⟨

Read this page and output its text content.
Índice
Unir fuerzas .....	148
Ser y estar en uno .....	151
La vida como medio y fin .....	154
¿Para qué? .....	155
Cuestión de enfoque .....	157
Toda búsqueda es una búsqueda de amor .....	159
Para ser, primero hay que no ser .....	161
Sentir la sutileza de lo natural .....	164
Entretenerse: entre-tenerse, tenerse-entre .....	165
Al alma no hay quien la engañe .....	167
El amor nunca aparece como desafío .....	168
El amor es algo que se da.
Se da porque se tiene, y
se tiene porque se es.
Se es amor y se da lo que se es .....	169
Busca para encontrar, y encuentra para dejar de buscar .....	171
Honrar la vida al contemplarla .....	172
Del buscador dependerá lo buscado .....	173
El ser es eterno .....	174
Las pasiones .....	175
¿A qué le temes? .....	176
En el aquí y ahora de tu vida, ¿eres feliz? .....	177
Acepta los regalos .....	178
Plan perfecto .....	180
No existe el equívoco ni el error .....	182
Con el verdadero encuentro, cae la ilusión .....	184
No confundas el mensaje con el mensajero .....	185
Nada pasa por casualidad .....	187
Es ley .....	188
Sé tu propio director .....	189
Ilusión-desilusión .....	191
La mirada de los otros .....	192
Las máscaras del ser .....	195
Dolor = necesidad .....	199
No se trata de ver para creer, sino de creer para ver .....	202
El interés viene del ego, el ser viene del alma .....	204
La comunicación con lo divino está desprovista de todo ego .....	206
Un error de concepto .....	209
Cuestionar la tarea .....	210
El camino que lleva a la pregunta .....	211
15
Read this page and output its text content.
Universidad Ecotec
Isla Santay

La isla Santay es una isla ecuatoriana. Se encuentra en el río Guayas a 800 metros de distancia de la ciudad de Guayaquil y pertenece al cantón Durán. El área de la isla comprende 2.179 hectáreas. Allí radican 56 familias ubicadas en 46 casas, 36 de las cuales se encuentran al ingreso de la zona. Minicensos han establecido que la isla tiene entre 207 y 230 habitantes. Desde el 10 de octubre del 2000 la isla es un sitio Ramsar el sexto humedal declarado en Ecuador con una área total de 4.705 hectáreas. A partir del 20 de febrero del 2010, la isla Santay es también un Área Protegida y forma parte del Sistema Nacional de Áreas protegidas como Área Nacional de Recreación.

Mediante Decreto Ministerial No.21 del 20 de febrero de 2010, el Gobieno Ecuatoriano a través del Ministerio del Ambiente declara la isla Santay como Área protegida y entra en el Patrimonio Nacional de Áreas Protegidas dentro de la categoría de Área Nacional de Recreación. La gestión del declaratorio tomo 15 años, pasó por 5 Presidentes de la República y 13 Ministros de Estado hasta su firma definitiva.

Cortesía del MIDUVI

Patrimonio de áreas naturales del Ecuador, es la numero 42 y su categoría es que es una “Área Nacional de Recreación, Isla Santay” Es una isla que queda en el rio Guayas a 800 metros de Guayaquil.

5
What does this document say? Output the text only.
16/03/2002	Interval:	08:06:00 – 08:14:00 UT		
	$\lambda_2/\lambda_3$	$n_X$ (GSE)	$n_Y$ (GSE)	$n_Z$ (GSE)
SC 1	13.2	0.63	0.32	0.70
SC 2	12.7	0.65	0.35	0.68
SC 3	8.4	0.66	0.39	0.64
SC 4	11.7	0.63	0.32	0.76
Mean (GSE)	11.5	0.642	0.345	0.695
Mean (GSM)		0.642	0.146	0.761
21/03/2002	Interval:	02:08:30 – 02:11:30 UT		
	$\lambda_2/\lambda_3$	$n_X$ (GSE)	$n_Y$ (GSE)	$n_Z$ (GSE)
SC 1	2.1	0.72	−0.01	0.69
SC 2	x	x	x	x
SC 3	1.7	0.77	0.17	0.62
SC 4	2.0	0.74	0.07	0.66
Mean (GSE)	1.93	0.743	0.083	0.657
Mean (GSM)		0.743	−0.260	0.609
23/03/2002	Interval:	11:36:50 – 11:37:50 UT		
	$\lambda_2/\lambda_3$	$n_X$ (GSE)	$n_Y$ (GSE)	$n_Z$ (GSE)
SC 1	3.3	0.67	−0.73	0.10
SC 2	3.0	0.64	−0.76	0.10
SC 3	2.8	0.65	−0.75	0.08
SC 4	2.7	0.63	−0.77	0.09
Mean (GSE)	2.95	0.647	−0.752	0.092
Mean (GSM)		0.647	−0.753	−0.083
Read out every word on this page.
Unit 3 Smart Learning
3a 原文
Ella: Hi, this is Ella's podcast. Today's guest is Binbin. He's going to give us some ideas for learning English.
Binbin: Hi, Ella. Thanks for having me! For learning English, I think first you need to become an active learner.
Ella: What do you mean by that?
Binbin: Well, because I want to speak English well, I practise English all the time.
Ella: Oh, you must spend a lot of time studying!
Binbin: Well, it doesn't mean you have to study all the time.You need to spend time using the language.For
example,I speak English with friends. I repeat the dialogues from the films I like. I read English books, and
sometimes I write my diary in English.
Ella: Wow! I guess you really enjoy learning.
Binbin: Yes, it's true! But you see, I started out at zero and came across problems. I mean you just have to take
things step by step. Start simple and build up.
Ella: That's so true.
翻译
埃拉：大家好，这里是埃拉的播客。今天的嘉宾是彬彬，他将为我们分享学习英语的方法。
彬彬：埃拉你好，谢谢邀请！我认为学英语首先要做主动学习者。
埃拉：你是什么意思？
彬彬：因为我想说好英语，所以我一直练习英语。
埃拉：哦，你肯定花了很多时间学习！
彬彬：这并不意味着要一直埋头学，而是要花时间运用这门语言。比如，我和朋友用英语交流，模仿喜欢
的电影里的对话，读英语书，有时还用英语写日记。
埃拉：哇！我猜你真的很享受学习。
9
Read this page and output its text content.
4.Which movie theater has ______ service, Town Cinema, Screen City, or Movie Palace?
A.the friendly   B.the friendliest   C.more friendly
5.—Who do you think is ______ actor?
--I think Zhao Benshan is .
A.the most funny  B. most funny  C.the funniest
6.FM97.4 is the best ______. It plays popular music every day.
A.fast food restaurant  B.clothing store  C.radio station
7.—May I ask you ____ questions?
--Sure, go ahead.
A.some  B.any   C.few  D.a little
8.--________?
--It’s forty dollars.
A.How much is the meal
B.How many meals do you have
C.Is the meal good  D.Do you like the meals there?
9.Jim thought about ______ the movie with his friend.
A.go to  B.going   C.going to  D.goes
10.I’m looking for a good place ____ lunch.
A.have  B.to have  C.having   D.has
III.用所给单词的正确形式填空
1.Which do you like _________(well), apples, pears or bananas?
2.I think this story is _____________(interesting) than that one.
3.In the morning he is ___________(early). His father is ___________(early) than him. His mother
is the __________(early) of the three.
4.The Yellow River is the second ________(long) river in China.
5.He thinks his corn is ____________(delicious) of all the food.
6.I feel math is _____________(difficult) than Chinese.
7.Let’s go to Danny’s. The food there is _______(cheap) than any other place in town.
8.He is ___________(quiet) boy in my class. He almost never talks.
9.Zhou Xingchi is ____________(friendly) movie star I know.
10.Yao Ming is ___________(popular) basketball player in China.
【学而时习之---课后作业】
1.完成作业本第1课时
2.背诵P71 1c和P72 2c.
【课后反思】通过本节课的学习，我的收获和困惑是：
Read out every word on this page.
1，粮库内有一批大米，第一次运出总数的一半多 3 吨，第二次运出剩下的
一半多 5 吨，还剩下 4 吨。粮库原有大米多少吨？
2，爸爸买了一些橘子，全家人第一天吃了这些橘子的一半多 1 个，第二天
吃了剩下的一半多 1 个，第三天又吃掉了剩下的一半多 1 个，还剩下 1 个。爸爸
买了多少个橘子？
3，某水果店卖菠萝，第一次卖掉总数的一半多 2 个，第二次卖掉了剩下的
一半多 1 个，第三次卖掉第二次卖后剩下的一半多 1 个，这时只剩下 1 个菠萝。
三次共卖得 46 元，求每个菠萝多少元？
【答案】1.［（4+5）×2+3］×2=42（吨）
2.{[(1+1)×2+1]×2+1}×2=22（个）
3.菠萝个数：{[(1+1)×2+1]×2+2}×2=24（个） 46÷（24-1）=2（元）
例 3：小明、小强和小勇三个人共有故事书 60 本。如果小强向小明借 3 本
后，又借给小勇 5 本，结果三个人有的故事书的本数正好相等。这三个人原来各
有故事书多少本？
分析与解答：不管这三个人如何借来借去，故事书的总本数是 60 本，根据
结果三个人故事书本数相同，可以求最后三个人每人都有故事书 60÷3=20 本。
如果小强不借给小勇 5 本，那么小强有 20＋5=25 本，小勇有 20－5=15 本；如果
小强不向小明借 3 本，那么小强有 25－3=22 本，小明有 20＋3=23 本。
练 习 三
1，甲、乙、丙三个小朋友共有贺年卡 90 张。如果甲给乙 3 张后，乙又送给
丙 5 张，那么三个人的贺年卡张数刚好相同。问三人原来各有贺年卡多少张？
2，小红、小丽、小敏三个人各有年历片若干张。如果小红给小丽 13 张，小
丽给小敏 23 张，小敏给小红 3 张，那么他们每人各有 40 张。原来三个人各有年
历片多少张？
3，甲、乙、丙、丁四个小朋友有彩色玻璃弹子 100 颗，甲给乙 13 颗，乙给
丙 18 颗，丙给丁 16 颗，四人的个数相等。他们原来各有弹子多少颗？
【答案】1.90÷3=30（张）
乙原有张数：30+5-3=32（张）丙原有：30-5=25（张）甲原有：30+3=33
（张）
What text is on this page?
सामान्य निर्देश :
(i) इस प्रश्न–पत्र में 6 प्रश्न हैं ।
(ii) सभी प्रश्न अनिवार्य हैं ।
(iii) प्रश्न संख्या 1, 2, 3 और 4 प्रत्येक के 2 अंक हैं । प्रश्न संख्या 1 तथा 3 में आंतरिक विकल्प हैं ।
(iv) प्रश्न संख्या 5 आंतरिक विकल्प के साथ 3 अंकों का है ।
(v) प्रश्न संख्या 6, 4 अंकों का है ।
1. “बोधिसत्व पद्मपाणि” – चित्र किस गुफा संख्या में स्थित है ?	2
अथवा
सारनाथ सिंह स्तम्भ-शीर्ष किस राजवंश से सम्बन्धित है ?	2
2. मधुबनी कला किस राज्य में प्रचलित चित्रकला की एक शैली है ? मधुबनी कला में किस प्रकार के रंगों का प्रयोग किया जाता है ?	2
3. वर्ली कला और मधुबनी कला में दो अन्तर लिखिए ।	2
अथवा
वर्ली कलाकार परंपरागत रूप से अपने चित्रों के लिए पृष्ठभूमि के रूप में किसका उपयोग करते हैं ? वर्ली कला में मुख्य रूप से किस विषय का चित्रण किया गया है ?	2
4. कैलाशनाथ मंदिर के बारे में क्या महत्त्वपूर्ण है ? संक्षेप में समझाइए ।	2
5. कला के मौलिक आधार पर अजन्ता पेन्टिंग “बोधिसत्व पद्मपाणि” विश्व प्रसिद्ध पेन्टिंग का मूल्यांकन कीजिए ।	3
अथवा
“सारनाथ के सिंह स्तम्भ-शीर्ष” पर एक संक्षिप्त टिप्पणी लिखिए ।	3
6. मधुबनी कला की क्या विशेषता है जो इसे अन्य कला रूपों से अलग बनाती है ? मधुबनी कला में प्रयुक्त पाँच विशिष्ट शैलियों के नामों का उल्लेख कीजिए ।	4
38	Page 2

⟩

Problem statement ::
Look through the material above and pick out each line holding the word "China".

Result of this exercise ::
4.The Yellow River is the second ________(long) river in China.
10.Yao Ming is ___________(popular) basketball player in China.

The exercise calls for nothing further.